COMPITO.
Per favore, trascrivi alla lettera una parte del brano sui peccati mortali e veniali: parti dalle parole che contengono "E, in termini" e fermati dopo "misericordia di Dio.".

Osservazioni sulla morale Cattolica

Capitolo VI

Sulla distinzione dei peccati in mortali e veniali

La distinzione fra peccati mortali e peccati veniali cancellò quella che noi trovavamo nella nostra coscienza fra le colpe più gravi e più perdonabili.

Si videro collocati gli uni accanto gli altri i delitti che ispirano il più profondo orrore insieme coi falli che la nostra debolezza riesce a mala pena ad evitare.

Si può credere che l'illustre autore ammetta in sostanza, con la Chiesa cattolica, la distinzione dei peccati in mortali e veniali di loro natura; poiché divide le offese in più gravi e in più perdonabili.

È noto che questa distinzione fu apertamente rigettata da Lutero e da Calvino; i quali ritennero invece i due vocaboli, ma dandogli un tutt'altro significato, repugnante alla ragione comune, non meno che alla fede cattolica.

Ecco una delle proposizioni del primo su questo punto: Perciò dissi che nessun peccato è veniale di sua natura, ma che tutti meritano la dannazione; e che l'essere alcuni veniali e da attribuirsi alla grazia di Dio.

E, in termini non meno espliciti, il secondo: Tengano i figlioli di Dio, che ogni peccato è mortale; perchè è una ribellione contro il voler di Dio, la quale provoca necessariamente la sua ira; perchè è una prevaricazione, dalla legge, prevaricazione alla quale è intimato, senza eccezione, il giudizio di Dio; e che le colpe dei santi sono veniali, non di loro natura, ma perche ottengono il perdono dalla misericordia di Dio.

La censura dell'illustre autore non cade dunque che sull'applicazione della massima, cioè sulla classificazione dei peccati, che dice opposta a quella che trovavamo nella nostra coscienza.

ESTRATTO DEI DATI.
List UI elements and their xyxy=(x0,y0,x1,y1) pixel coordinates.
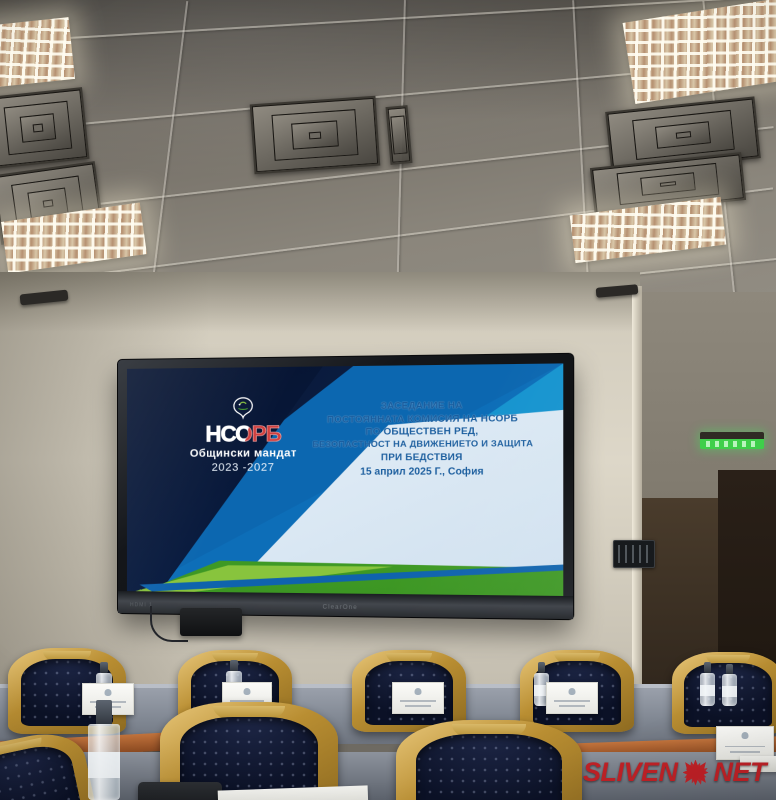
headline-line: ПОСТОЯННАТА КОМИСИЯ НА НСОРБ xyxy=(295,412,552,427)
delegate-name-card xyxy=(716,726,774,760)
water-bottle xyxy=(88,700,120,800)
delegate-name-card xyxy=(546,682,598,714)
star-burst-icon xyxy=(683,760,709,786)
banquet-chair xyxy=(396,720,582,800)
laptop-bag xyxy=(138,782,222,800)
square-air-diffuser xyxy=(0,87,90,169)
wall-mounted-display[interactable]: НСОРБ Общински мандат 2023 -2027 ЗАСЕДАН… xyxy=(118,354,573,619)
watermark: SLIVEN NET xyxy=(583,757,766,788)
water-bottle xyxy=(722,664,737,706)
photo-scene: НСОРБ Общински мандат 2023 -2027 ЗАСЕДАН… xyxy=(0,0,776,800)
square-air-diffuser xyxy=(250,96,381,175)
water-bottle xyxy=(700,662,715,706)
slide-date: 15 април 2025 Г., София xyxy=(295,465,552,479)
presentation-slide: НСОРБ Общински мандат 2023 -2027 ЗАСЕДАН… xyxy=(127,363,563,596)
wall-corner-edge xyxy=(632,286,642,696)
slide-headline: ЗАСЕДАНИЕ НА ПОСТОЯННАТА КОМИСИЯ НА НСОР… xyxy=(295,398,552,479)
watermark-left-text: SLIVEN xyxy=(583,757,678,788)
headline-line: ПО ОБЩЕСТВЕН РЕД, xyxy=(295,425,552,439)
headline-line: ПРИ БЕДСТВИЯ xyxy=(295,450,552,464)
headline-line: БЕЗОПАСТНОСТ НА ДВИЖЕНИЕТО И ЗАЩИТА xyxy=(295,438,552,451)
watermark-right-text: NET xyxy=(714,757,767,788)
lion-emblem xyxy=(226,397,261,424)
emergency-exit-sign xyxy=(700,432,764,449)
media-box xyxy=(180,608,242,636)
recessed-louver-light-panel xyxy=(0,17,75,89)
display-screen: НСОРБ Общински мандат 2023 -2027 ЗАСЕДАН… xyxy=(127,363,563,596)
wall-socket-panel xyxy=(613,540,655,568)
display-brand-label: ClearOne xyxy=(323,605,358,612)
suspended-tile-ceiling xyxy=(0,0,776,300)
delegate-name-card xyxy=(392,682,444,714)
lamp-louver-grid xyxy=(0,17,75,89)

RISPOSTA.
E, in termini non meno espliciti, il secondo: Tengano i figlioli di Dio, che ogni peccato è mortale; perchè è una ribellione contro il voler di Dio, la quale provoca necessariamente la sua ira; perchè è una prevaricazione, dalla legge, prevaricazione alla quale è intimato, senza eccezione, il giudizio di Dio; e che le colpe dei santi sono veniali, non di loro natura, ma perche ottengono il perdono dalla misericordia di Dio.